### Work instructions
Copy out every line in which the string "apost" occurs.

### Records for this exercise
---*---
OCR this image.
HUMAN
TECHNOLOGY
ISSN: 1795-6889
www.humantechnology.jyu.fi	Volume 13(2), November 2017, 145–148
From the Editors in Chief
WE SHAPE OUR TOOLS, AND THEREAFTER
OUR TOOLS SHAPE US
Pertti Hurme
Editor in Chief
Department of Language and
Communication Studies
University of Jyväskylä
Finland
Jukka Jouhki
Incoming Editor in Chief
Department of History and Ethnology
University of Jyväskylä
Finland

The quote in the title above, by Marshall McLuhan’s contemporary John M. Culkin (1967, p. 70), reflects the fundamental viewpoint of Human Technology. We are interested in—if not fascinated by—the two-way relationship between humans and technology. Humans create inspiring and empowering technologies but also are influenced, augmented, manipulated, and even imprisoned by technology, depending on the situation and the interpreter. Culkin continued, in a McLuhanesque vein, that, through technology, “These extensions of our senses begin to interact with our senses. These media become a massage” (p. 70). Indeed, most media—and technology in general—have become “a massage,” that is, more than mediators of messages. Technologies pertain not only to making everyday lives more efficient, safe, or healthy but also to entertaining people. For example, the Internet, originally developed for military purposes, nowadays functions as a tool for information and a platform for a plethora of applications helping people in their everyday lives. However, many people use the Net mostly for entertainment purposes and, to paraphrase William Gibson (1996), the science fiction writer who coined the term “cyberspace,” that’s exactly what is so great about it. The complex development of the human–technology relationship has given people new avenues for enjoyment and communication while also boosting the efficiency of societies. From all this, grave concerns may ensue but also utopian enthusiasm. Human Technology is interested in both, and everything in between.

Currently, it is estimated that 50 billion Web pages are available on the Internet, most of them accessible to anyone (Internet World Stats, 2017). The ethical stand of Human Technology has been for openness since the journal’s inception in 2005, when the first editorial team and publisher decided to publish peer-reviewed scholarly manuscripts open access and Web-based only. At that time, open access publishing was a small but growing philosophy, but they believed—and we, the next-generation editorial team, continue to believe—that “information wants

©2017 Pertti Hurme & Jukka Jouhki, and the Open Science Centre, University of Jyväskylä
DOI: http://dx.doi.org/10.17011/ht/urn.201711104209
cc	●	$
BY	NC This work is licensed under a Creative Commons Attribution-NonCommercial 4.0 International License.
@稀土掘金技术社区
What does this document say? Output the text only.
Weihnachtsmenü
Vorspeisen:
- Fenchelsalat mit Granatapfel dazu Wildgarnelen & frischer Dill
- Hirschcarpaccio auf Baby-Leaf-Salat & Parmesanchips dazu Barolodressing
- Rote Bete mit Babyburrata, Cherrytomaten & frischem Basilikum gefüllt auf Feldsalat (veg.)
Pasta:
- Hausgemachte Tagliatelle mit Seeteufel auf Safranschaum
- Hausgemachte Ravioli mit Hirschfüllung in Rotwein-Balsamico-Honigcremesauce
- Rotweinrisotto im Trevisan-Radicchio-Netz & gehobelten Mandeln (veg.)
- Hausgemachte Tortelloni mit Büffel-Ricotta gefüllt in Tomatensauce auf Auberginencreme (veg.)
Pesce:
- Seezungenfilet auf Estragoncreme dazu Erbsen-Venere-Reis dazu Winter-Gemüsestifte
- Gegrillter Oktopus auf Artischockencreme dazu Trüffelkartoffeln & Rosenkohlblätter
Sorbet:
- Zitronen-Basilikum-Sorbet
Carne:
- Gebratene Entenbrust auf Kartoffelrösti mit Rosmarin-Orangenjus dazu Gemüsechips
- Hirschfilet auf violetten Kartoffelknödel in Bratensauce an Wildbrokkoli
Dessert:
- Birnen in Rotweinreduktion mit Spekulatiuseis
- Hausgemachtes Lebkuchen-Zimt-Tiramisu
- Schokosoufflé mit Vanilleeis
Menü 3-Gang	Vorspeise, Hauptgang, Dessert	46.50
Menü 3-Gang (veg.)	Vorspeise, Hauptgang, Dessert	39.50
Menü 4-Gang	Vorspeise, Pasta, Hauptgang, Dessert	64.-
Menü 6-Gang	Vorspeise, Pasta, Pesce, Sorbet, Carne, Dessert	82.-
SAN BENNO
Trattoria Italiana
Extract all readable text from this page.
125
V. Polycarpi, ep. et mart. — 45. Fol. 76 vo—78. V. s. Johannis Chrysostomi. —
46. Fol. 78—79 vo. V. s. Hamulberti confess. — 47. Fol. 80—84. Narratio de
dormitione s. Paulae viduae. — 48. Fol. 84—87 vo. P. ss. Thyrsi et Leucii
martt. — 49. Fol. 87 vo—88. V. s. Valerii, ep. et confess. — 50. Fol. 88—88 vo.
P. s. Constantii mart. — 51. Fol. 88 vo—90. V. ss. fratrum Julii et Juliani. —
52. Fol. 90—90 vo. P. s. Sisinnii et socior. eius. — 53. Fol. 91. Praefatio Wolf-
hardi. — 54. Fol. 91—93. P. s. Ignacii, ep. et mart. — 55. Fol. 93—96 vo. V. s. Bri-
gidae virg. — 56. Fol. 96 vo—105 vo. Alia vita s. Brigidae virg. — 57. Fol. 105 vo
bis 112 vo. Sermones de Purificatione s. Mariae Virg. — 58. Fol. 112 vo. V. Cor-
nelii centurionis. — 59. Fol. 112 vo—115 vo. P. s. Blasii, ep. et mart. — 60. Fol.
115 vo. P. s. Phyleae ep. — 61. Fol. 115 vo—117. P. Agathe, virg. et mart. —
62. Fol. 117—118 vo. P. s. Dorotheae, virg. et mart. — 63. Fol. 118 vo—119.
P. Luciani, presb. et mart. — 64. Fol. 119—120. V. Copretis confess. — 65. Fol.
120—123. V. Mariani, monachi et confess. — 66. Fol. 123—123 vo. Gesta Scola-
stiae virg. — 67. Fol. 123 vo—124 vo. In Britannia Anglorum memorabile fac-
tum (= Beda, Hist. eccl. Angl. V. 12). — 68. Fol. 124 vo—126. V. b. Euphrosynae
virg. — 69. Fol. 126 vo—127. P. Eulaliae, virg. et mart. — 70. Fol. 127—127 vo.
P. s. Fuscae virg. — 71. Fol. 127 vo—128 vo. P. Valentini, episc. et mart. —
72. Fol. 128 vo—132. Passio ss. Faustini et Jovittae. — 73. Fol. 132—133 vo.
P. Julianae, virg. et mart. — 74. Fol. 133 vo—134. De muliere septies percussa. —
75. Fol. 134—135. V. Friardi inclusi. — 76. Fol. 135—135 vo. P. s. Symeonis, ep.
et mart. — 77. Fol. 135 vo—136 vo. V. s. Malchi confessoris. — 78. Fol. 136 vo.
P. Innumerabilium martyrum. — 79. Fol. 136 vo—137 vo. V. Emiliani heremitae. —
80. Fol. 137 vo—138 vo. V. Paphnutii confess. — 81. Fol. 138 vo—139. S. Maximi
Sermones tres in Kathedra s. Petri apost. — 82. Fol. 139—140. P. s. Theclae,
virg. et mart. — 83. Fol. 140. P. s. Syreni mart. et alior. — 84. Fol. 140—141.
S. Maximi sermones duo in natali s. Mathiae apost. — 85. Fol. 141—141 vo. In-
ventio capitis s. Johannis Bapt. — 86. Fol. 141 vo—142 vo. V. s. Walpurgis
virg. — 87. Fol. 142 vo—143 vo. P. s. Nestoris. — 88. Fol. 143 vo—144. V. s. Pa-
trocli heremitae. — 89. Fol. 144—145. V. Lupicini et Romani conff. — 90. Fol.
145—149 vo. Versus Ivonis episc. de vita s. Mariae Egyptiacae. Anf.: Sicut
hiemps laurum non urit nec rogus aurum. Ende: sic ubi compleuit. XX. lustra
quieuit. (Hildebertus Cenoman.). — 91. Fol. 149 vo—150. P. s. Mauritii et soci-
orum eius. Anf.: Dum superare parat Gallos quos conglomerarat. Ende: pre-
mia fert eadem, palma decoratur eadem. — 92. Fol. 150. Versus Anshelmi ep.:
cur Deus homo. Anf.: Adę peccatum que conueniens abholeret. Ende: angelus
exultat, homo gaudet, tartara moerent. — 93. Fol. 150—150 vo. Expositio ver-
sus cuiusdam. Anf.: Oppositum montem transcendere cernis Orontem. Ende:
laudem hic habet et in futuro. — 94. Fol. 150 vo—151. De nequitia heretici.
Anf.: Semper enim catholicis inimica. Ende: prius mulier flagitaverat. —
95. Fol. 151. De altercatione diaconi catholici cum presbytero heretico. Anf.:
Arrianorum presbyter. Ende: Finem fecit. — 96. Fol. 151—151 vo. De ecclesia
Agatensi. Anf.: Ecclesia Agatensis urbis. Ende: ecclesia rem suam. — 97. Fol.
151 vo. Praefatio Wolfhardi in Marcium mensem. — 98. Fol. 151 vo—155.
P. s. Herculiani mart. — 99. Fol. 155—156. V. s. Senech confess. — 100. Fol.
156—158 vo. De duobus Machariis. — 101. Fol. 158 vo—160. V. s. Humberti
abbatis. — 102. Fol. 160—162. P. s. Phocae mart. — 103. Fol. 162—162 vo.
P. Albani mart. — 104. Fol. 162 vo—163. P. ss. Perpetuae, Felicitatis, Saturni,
---*---
### Solved exercise
Sermones tres in Kathedra s. Petri apost. — 82. Fol. 139—140. P. s. Theclae,
S. Maximi sermones duo in natali s. Mathiae apost. — 85. Fol. 141—141 vo. In-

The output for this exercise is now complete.